__What you will do__: Copy out each line exactly as it appears.

[Dataset records]
********

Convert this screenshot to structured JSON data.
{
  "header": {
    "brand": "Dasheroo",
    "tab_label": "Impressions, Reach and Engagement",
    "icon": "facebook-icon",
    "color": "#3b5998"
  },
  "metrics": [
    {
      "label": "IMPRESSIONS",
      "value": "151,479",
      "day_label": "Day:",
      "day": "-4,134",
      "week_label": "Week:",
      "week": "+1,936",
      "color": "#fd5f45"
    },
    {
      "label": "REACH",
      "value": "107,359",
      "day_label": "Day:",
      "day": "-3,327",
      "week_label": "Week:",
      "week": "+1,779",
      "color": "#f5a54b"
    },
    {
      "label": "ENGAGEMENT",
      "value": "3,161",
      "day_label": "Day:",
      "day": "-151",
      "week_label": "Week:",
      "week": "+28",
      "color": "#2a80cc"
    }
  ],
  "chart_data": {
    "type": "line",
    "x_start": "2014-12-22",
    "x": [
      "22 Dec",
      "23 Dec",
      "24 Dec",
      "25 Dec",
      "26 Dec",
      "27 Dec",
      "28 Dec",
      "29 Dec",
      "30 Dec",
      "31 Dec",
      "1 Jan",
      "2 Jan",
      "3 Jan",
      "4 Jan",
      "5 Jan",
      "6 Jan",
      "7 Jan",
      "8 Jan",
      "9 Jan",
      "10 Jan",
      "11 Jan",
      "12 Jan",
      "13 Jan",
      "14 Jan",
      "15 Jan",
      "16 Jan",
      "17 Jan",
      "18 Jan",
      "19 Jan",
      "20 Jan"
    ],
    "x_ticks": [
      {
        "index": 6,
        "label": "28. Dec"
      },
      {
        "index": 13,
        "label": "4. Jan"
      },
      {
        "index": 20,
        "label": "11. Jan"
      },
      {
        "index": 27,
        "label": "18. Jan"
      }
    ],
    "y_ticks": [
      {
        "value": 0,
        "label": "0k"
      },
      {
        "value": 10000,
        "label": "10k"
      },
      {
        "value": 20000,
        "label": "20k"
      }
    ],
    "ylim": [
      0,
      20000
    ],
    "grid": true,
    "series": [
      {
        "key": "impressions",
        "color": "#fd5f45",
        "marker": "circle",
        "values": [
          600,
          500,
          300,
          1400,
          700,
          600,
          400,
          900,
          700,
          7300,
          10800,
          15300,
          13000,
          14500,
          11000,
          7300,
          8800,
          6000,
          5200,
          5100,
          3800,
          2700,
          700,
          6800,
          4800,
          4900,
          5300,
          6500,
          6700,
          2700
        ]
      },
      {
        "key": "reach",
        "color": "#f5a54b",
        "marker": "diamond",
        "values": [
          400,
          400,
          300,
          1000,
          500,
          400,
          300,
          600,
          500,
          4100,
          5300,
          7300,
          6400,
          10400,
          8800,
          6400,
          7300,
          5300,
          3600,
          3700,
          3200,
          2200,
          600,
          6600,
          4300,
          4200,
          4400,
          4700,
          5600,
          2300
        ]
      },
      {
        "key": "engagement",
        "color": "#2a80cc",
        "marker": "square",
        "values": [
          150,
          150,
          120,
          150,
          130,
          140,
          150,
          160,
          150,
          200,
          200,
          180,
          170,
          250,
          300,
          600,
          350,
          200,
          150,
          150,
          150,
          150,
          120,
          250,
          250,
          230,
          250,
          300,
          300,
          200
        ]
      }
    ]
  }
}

********

__Written answer__:
Convert this screenshot to structured JSON data.
{
  "header": {
    "brand": "Dasheroo",
    "tab_label": "Impressions, Reach and Engagement",
    "icon": "facebook-icon",
    "color": "#3b5998"
  },
  "metrics": [
    {
      "label": "IMPRESSIONS",
      "value": "151,479",
      "day_label": "Day:",
      "day": "-4,134",
      "week_label": "Week:",
      "week": "+1,936",
      "color": "#fd5f45"
    },
    {
      "label": "REACH",
      "value": "107,359",
      "day_label": "Day:",
      "day": "-3,327",
      "week_label": "Week:",
      "week": "+1,779",
      "color": "#f5a54b"
    },
    {
      "label": "ENGAGEMENT",
      "value": "3,161",
      "day_label": "Day:",
      "day": "-151",
      "week_label": "Week:",
      "week": "+28",
      "color": "#2a80cc"
    }
  ],
  "chart_data": {
    "type": "line",
    "x_start": "2014-12-22",
    "x": [
      "22 Dec",
      "23 Dec",
      "24 Dec",
      "25 Dec",
      "26 Dec",
      "27 Dec",
      "28 Dec",
      "29 Dec",
      "30 Dec",
      "31 Dec",
      "1 Jan",
      "2 Jan",
      "3 Jan",
      "4 Jan",
      "5 Jan",
      "6 Jan",
      "7 Jan",
      "8 Jan",
      "9 Jan",
      "10 Jan",
      "11 Jan",
      "12 Jan",
      "13 Jan",
      "14 Jan",
      "15 Jan",
      "16 Jan",
      "17 Jan",
      "18 Jan",
      "19 Jan",
      "20 Jan"
    ],
    "x_ticks": [
      {
        "index": 6,
        "label": "28. Dec"
      },
      {
        "index": 13,
        "label": "4. Jan"
      },
      {
        "index": 20,
        "label": "11. Jan"
      },
      {
        "index": 27,
        "label": "18. Jan"
      }
    ],
    "y_ticks": [
      {
        "value": 0,
        "label": "0k"
      },
      {
        "value": 10000,
        "label": "10k"
      },
      {
        "value": 20000,
        "label": "20k"
      }
    ],
    "ylim": [
      0,
      20000
    ],
    "grid": true,
    "series": [
      {
        "key": "impressions",
        "color": "#fd5f45",
        "marker": "circle",
        "values": [
          600,
          500,
          300,
          1400,
          700,
          600,
          400,
          900,
          700,
          7300,
          10800,
          15300,
          13000,
          14500,
          11000,
          7300,
          8800,
          6000,
          5200,
          5100,
          3800,
          2700,
          700,
          6800,
          4800,
          4900,
          5300,
          6500,
          6700,
          2700
        ]
      },
      {
        "key": "reach",
        "color": "#f5a54b",
        "marker": "diamond",
        "values": [
          400,
          400,
          300,
          1000,
          500,
          400,
          300,
          600,
          500,
          4100,
          5300,
          7300,
          6400,
          10400,
          8800,
          6400,
          7300,
          5300,
          3600,
          3700,
          3200,
          2200,
          600,
          6600,
          4300,
          4200,
          4400,
          4700,
          5600,
          2300
        ]
      },
      {
        "key": "engagement",
        "color": "#2a80cc",
        "marker": "square",
        "values": [
          150,
          150,
          120,
          150,
          130,
          140,
          150,
          160,
          150,
          200,
          200,
          180,
          170,
          250,
          300,
          600,
          350,
          200,
          150,
          150,
          150,
          150,
          120,
          250,
          250,
          230,
          250,
          300,
          300,
          200
        ]
      }
    ]
  }
}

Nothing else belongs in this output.